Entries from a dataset
──────────────────────────────

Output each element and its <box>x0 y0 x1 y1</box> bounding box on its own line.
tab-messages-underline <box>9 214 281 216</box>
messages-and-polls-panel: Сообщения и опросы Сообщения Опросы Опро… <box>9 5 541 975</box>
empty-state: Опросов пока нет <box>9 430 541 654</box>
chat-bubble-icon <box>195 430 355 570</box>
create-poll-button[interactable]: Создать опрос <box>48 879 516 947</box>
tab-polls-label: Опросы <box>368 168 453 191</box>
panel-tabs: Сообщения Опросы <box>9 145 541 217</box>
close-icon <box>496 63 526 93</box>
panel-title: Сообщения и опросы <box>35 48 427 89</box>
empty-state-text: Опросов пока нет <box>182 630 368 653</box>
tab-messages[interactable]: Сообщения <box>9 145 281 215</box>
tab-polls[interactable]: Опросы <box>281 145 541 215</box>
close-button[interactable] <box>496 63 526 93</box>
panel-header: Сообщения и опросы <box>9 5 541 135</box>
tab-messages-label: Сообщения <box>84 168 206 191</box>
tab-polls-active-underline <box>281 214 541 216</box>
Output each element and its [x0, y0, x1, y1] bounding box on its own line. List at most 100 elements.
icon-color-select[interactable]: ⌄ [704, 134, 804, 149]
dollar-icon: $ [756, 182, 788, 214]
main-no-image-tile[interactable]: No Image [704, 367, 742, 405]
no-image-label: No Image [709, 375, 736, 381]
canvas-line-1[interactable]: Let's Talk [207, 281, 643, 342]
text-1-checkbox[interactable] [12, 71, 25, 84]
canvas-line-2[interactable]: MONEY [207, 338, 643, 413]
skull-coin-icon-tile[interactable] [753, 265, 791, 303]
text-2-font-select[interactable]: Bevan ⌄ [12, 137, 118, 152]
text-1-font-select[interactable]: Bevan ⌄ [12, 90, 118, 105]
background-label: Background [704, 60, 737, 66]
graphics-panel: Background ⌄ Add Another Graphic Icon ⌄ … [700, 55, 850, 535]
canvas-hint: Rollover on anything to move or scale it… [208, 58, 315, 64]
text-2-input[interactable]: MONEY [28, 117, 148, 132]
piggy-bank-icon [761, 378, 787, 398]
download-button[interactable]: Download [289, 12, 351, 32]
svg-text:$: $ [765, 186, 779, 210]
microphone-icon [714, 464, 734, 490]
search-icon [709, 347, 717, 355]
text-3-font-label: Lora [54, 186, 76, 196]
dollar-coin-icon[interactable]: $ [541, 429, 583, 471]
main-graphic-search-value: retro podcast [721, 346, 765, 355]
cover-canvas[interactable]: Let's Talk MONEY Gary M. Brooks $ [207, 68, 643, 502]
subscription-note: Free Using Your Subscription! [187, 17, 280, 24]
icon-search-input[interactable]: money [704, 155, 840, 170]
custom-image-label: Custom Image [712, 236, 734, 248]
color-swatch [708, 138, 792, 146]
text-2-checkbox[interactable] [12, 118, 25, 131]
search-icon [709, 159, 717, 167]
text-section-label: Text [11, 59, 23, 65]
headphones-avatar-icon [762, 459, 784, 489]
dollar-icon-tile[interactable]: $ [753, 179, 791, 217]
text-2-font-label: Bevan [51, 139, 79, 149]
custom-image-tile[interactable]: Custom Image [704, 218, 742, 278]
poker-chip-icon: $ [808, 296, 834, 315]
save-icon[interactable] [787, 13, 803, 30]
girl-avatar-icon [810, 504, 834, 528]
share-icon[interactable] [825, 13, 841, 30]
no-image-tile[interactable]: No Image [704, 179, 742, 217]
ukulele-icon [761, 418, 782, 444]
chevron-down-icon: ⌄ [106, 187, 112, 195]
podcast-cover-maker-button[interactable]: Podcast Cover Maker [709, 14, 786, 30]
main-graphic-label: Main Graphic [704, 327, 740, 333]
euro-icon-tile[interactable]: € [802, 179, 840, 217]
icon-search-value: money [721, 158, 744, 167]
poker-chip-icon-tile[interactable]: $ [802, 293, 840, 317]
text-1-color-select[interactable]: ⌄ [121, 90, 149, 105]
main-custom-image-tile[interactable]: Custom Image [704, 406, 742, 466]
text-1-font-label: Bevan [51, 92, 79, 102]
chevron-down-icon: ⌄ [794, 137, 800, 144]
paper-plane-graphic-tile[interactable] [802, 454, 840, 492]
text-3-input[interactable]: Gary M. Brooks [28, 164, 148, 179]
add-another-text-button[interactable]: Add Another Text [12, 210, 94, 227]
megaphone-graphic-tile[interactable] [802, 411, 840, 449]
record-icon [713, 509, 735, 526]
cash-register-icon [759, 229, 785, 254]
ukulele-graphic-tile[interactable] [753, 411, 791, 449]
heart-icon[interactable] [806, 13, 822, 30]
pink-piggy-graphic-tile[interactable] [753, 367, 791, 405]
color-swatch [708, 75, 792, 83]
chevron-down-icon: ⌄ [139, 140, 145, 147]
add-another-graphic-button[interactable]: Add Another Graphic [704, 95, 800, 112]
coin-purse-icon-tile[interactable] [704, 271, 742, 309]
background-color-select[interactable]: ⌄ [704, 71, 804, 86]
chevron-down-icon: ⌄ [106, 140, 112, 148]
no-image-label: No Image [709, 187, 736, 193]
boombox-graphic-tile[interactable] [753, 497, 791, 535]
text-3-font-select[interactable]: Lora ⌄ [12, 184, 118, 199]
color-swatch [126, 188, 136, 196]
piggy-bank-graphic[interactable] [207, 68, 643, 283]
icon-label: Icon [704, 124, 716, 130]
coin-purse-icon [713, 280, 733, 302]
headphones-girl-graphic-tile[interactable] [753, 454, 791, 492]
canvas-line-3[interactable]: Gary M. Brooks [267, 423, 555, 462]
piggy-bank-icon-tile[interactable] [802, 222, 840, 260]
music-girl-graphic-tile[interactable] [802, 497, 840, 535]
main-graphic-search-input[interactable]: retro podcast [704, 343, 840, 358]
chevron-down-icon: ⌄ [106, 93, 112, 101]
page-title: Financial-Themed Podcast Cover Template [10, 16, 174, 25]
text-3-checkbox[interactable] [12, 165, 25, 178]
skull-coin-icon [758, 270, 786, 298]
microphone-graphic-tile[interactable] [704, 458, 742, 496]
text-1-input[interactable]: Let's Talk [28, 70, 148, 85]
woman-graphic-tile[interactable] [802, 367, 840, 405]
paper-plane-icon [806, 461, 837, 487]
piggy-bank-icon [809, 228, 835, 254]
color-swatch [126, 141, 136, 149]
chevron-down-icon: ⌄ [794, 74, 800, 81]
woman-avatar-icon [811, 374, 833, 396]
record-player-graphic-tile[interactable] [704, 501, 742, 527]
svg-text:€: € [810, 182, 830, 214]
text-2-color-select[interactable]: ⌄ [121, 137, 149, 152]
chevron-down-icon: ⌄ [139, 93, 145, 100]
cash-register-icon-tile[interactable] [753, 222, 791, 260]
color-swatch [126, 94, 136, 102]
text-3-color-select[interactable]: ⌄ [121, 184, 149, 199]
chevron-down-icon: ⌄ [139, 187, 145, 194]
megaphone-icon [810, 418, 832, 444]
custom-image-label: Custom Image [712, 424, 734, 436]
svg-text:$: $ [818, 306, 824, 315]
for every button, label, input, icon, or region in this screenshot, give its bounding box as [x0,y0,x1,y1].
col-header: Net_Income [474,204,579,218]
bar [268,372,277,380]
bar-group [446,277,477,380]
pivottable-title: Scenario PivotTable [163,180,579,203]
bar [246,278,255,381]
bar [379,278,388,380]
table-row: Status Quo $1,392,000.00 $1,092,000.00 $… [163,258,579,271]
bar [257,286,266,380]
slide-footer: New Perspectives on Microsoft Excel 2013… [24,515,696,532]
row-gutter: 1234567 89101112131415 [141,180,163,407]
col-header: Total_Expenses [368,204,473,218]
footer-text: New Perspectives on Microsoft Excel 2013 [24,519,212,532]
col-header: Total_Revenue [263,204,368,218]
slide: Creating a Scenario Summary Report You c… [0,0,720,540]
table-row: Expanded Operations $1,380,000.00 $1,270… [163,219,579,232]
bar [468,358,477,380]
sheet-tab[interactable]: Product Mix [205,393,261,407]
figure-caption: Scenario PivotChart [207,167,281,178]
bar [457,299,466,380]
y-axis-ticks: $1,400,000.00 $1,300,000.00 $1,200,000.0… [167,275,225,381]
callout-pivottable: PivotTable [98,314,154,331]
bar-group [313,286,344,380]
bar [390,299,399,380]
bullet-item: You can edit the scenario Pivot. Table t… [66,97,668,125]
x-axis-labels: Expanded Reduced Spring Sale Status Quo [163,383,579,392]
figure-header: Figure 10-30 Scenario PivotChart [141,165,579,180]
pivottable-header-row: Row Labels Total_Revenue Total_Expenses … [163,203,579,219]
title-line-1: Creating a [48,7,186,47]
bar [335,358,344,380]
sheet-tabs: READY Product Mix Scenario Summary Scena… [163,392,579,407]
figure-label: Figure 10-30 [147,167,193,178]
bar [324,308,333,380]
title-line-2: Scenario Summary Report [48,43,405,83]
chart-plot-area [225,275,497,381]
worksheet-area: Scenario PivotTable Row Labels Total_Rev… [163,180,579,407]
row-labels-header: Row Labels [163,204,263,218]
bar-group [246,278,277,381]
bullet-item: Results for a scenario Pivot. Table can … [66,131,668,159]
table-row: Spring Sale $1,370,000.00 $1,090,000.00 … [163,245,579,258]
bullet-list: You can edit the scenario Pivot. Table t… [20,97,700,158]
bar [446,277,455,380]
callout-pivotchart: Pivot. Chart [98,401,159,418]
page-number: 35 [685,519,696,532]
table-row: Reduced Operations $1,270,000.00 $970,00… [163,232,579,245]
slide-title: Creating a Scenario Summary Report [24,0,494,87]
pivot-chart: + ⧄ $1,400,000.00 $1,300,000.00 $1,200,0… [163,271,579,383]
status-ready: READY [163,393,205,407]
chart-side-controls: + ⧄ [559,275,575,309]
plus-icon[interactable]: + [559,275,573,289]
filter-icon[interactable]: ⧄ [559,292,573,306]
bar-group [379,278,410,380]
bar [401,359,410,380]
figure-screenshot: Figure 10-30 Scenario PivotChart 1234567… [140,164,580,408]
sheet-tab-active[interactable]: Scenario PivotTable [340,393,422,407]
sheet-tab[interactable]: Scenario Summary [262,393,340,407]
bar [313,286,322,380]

──────────────────────────────

• [EXERCISE PROMPT] Please return the lines from the start of the records through the line containing "chat-bubble-icon <box>195 430 355 570</box>", both ends included.

• [RESULT]
Output each element and its <box>x0 y0 x1 y1</box> bounding box on its own line.
tab-messages-underline <box>9 214 281 216</box>
messages-and-polls-panel: Сообщения и опросы Сообщения Опросы Опро… <box>9 5 541 975</box>
empty-state: Опросов пока нет <box>9 430 541 654</box>
chat-bubble-icon <box>195 430 355 570</box>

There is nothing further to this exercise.